Exercise:
Beneath this task is a listing; retype all of it exactly.

Some records:
□ □ □

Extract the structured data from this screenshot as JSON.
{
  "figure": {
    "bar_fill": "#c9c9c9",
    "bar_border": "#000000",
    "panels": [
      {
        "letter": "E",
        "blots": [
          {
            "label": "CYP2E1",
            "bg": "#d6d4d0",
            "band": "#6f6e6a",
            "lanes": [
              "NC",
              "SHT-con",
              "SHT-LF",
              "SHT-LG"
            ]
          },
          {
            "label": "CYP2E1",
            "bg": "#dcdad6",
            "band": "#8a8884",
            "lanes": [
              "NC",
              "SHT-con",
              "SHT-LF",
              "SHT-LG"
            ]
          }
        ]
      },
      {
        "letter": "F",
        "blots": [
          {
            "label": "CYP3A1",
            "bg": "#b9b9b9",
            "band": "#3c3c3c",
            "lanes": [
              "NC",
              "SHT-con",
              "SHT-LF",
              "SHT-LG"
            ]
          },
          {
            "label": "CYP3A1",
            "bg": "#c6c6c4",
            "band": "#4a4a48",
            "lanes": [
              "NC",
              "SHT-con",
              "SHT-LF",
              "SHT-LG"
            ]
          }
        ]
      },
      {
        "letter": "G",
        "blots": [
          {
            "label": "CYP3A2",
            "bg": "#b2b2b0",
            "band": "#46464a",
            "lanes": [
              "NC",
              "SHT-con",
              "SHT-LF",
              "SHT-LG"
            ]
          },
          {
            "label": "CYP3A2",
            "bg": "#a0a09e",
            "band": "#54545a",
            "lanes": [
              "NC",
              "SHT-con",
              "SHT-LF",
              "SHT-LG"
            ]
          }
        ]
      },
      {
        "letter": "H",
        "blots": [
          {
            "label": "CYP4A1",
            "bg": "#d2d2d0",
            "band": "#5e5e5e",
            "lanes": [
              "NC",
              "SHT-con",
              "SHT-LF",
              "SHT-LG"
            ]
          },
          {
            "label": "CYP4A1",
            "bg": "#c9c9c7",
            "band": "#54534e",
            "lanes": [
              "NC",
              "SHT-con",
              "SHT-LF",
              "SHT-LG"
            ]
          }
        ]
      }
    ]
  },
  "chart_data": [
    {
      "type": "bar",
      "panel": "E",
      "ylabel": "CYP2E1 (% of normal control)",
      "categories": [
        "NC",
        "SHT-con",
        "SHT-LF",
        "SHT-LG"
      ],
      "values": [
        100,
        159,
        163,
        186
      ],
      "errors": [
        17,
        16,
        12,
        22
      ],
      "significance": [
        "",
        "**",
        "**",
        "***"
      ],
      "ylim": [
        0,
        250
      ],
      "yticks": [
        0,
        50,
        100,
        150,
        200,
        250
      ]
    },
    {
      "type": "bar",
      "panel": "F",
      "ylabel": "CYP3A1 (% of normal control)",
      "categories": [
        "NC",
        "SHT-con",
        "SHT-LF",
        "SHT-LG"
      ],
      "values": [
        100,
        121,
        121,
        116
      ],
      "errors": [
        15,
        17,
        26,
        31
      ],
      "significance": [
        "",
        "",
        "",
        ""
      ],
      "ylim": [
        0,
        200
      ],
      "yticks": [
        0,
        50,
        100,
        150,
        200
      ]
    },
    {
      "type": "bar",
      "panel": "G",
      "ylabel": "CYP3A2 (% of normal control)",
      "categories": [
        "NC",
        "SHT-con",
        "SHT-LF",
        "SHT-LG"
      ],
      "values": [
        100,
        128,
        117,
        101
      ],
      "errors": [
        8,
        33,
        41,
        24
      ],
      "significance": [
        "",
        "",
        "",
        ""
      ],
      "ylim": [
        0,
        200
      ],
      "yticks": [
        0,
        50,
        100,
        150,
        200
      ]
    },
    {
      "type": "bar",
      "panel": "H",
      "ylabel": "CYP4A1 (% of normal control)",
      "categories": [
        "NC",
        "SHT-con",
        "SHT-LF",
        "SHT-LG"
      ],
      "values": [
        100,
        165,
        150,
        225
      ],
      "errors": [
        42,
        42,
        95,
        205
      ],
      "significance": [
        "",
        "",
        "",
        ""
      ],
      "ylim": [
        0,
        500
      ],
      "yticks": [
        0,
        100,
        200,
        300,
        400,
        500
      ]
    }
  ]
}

□ □ □

Task solution:
Extract the structured data from this screenshot as JSON.
{
  "figure": {
    "bar_fill": "#c9c9c9",
    "bar_border": "#000000",
    "panels": [
      {
        "letter": "E",
        "blots": [
          {
            "label": "CYP2E1",
            "bg": "#d6d4d0",
            "band": "#6f6e6a",
            "lanes": [
              "NC",
              "SHT-con",
              "SHT-LF",
              "SHT-LG"
            ]
          },
          {
            "label": "CYP2E1",
            "bg": "#dcdad6",
            "band": "#8a8884",
            "lanes": [
              "NC",
              "SHT-con",
              "SHT-LF",
              "SHT-LG"
            ]
          }
        ]
      },
      {
        "letter": "F",
        "blots": [
          {
            "label": "CYP3A1",
            "bg": "#b9b9b9",
            "band": "#3c3c3c",
            "lanes": [
              "NC",
              "SHT-con",
              "SHT-LF",
              "SHT-LG"
            ]
          },
          {
            "label": "CYP3A1",
            "bg": "#c6c6c4",
            "band": "#4a4a48",
            "lanes": [
              "NC",
              "SHT-con",
              "SHT-LF",
              "SHT-LG"
            ]
          }
        ]
      },
      {
        "letter": "G",
        "blots": [
          {
            "label": "CYP3A2",
            "bg": "#b2b2b0",
            "band": "#46464a",
            "lanes": [
              "NC",
              "SHT-con",
              "SHT-LF",
              "SHT-LG"
            ]
          },
          {
            "label": "CYP3A2",
            "bg": "#a0a09e",
            "band": "#54545a",
            "lanes": [
              "NC",
              "SHT-con",
              "SHT-LF",
              "SHT-LG"
            ]
          }
        ]
      },
      {
        "letter": "H",
        "blots": [
          {
            "label": "CYP4A1",
            "bg": "#d2d2d0",
            "band": "#5e5e5e",
            "lanes": [
              "NC",
              "SHT-con",
              "SHT-LF",
              "SHT-LG"
            ]
          },
          {
            "label": "CYP4A1",
            "bg": "#c9c9c7",
            "band": "#54534e",
            "lanes": [
              "NC",
              "SHT-con",
              "SHT-LF",
              "SHT-LG"
            ]
          }
        ]
      }
    ]
  },
  "chart_data": [
    {
      "type": "bar",
      "panel": "E",
      "ylabel": "CYP2E1 (% of normal control)",
      "categories": [
        "NC",
        "SHT-con",
        "SHT-LF",
        "SHT-LG"
      ],
      "values": [
        100,
        159,
        163,
        186
      ],
      "errors": [
        17,
        16,
        12,
        22
      ],
      "significance": [
        "",
        "**",
        "**",
        "***"
      ],
      "ylim": [
        0,
        250
      ],
      "yticks": [
        0,
        50,
        100,
        150,
        200,
        250
      ]
    },
    {
      "type": "bar",
      "panel": "F",
      "ylabel": "CYP3A1 (% of normal control)",
      "categories": [
        "NC",
        "SHT-con",
        "SHT-LF",
        "SHT-LG"
      ],
      "values": [
        100,
        121,
        121,
        116
      ],
      "errors": [
        15,
        17,
        26,
        31
      ],
      "significance": [
        "",
        "",
        "",
        ""
      ],
      "ylim": [
        0,
        200
      ],
      "yticks": [
        0,
        50,
        100,
        150,
        200
      ]
    },
    {
      "type": "bar",
      "panel": "G",
      "ylabel": "CYP3A2 (% of normal control)",
      "categories": [
        "NC",
        "SHT-con",
        "SHT-LF",
        "SHT-LG"
      ],
      "values": [
        100,
        128,
        117,
        101
      ],
      "errors": [
        8,
        33,
        41,
        24
      ],
      "significance": [
        "",
        "",
        "",
        ""
      ],
      "ylim": [
        0,
        200
      ],
      "yticks": [
        0,
        50,
        100,
        150,
        200
      ]
    },
    {
      "type": "bar",
      "panel": "H",
      "ylabel": "CYP4A1 (% of normal control)",
      "categories": [
        "NC",
        "SHT-con",
        "SHT-LF",
        "SHT-LG"
      ],
      "values": [
        100,
        165,
        150,
        225
      ],
      "errors": [
        42,
        42,
        95,
        205
      ],
      "significance": [
        "",
        "",
        "",
        ""
      ],
      "ylim": [
        0,
        500
      ],
      "yticks": [
        0,
        100,
        200,
        300,
        400,
        500
      ]
    }
  ]
}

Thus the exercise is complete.